◆ STATED GOAL
Beneath this sentence is a set of records; write each of them out exactly.

◆ GIVEN RECORDS

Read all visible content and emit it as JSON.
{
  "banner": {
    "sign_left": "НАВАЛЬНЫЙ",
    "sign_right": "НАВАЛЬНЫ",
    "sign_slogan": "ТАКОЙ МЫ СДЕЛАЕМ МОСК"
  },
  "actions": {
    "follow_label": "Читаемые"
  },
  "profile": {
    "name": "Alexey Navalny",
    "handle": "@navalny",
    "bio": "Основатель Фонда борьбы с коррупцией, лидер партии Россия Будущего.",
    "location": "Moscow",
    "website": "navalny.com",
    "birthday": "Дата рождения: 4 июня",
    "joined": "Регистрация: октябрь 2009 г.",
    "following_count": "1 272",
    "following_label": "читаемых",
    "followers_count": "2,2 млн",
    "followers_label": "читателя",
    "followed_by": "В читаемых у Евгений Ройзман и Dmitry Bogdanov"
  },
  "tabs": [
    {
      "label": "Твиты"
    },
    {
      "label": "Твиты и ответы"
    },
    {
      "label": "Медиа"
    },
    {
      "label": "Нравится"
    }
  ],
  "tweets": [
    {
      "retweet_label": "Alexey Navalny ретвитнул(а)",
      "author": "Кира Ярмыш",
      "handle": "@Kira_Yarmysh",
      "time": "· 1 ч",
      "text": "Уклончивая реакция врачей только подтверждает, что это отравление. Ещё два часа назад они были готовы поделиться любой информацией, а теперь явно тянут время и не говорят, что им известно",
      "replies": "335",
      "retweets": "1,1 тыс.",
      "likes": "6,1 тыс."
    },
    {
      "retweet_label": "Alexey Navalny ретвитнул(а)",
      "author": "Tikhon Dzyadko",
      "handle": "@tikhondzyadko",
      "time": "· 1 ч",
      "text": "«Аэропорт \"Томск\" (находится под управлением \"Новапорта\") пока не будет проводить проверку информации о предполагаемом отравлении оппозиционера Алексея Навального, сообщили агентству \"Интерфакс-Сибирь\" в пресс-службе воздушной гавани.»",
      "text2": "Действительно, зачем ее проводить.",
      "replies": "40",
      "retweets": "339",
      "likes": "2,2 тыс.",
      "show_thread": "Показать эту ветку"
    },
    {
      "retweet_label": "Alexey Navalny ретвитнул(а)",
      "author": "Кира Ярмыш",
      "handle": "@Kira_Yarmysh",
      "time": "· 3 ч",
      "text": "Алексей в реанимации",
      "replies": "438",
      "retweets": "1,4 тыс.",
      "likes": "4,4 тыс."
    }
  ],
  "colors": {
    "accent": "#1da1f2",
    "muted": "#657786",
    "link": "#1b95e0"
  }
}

◆ THE REPLY
Read all visible content and emit it as JSON.
{
  "banner": {
    "sign_left": "НАВАЛЬНЫЙ",
    "sign_right": "НАВАЛЬНЫ",
    "sign_slogan": "ТАКОЙ МЫ СДЕЛАЕМ МОСК"
  },
  "actions": {
    "follow_label": "Читаемые"
  },
  "profile": {
    "name": "Alexey Navalny",
    "handle": "@navalny",
    "bio": "Основатель Фонда борьбы с коррупцией, лидер партии Россия Будущего.",
    "location": "Moscow",
    "website": "navalny.com",
    "birthday": "Дата рождения: 4 июня",
    "joined": "Регистрация: октябрь 2009 г.",
    "following_count": "1 272",
    "following_label": "читаемых",
    "followers_count": "2,2 млн",
    "followers_label": "читателя",
    "followed_by": "В читаемых у Евгений Ройзман и Dmitry Bogdanov"
  },
  "tabs": [
    {
      "label": "Твиты"
    },
    {
      "label": "Твиты и ответы"
    },
    {
      "label": "Медиа"
    },
    {
      "label": "Нравится"
    }
  ],
  "tweets": [
    {
      "retweet_label": "Alexey Navalny ретвитнул(а)",
      "author": "Кира Ярмыш",
      "handle": "@Kira_Yarmysh",
      "time": "· 1 ч",
      "text": "Уклончивая реакция врачей только подтверждает, что это отравление. Ещё два часа назад они были готовы поделиться любой информацией, а теперь явно тянут время и не говорят, что им известно",
      "replies": "335",
      "retweets": "1,1 тыс.",
      "likes": "6,1 тыс."
    },
    {
      "retweet_label": "Alexey Navalny ретвитнул(а)",
      "author": "Tikhon Dzyadko",
      "handle": "@tikhondzyadko",
      "time": "· 1 ч",
      "text": "«Аэропорт \"Томск\" (находится под управлением \"Новапорта\") пока не будет проводить проверку информации о предполагаемом отравлении оппозиционера Алексея Навального, сообщили агентству \"Интерфакс-Сибирь\" в пресс-службе воздушной гавани.»",
      "text2": "Действительно, зачем ее проводить.",
      "replies": "40",
      "retweets": "339",
      "likes": "2,2 тыс.",
      "show_thread": "Показать эту ветку"
    },
    {
      "retweet_label": "Alexey Navalny ретвитнул(а)",
      "author": "Кира Ярмыш",
      "handle": "@Kira_Yarmysh",
      "time": "· 3 ч",
      "text": "Алексей в реанимации",
      "replies": "438",
      "retweets": "1,4 тыс.",
      "likes": "4,4 тыс."
    }
  ],
  "colors": {
    "accent": "#1da1f2",
    "muted": "#657786",
    "link": "#1b95e0"
  }
}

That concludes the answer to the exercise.